* Start Data provided *
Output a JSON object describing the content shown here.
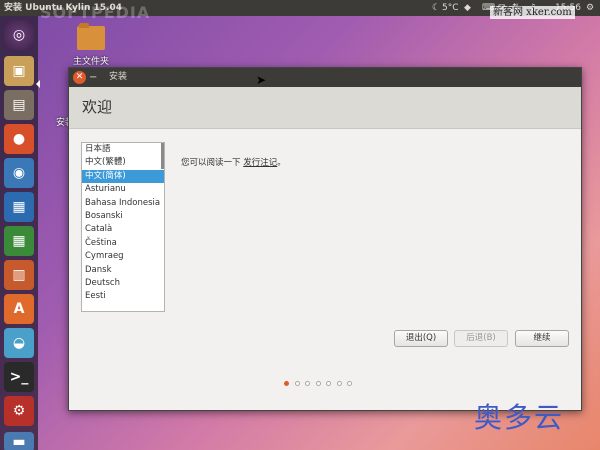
{
  "top_panel": {
    "title": "安装 Ubuntu Kylin 15.04",
    "watermark": "SOFTPEDIA",
    "temperature": "5°C",
    "clock": "15:56",
    "watermark_site": "新客网 xker.com"
  },
  "desktop": {
    "home_folder_label": "主文件夹",
    "install_label": "安装"
  },
  "window": {
    "title": "安装",
    "header_title": "欢迎",
    "languages": [
      "日本語",
      "中文(繁體)",
      "中文(简体)",
      "Asturianu",
      "Bahasa Indonesia",
      "Bosanski",
      "Català",
      "Čeština",
      "Cymraeg",
      "Dansk",
      "Deutsch",
      "Eesti"
    ],
    "selected_language": "中文(简体)",
    "release_notes_prefix": "您可以阅读一下",
    "release_notes_link": "发行注记",
    "release_notes_suffix": "。",
    "buttons": {
      "quit": "退出(Q)",
      "back": "后退(B)",
      "continue": "继续"
    },
    "progress": {
      "total_steps": 7,
      "current_step": 1
    }
  },
  "watermark_bottom": "奥多云",
  "colors": {
    "accent": "#e05a30",
    "selection": "#3d9ad8",
    "panel": "#3c3b37"
  }
}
* End Data provided *
Required task -> Copy each line of the records precisely and drop any images they hold.

Written solution ->
Output a JSON object describing the content shown here.
{
  "top_panel": {
    "title": "安装 Ubuntu Kylin 15.04",
    "watermark": "SOFTPEDIA",
    "temperature": "5°C",
    "clock": "15:56",
    "watermark_site": "新客网 xker.com"
  },
  "desktop": {
    "home_folder_label": "主文件夹",
    "install_label": "安装"
  },
  "window": {
    "title": "安装",
    "header_title": "欢迎",
    "languages": [
      "日本語",
      "中文(繁體)",
      "中文(简体)",
      "Asturianu",
      "Bahasa Indonesia",
      "Bosanski",
      "Català",
      "Čeština",
      "Cymraeg",
      "Dansk",
      "Deutsch",
      "Eesti"
    ],
    "selected_language": "中文(简体)",
    "release_notes_prefix": "您可以阅读一下",
    "release_notes_link": "发行注记",
    "release_notes_suffix": "。",
    "buttons": {
      "quit": "退出(Q)",
      "back": "后退(B)",
      "continue": "继续"
    },
    "progress": {
      "total_steps": 7,
      "current_step": 1
    }
  },
  "watermark_bottom": "奥多云",
  "colors": {
    "accent": "#e05a30",
    "selection": "#3d9ad8",
    "panel": "#3c3b37"
  }
}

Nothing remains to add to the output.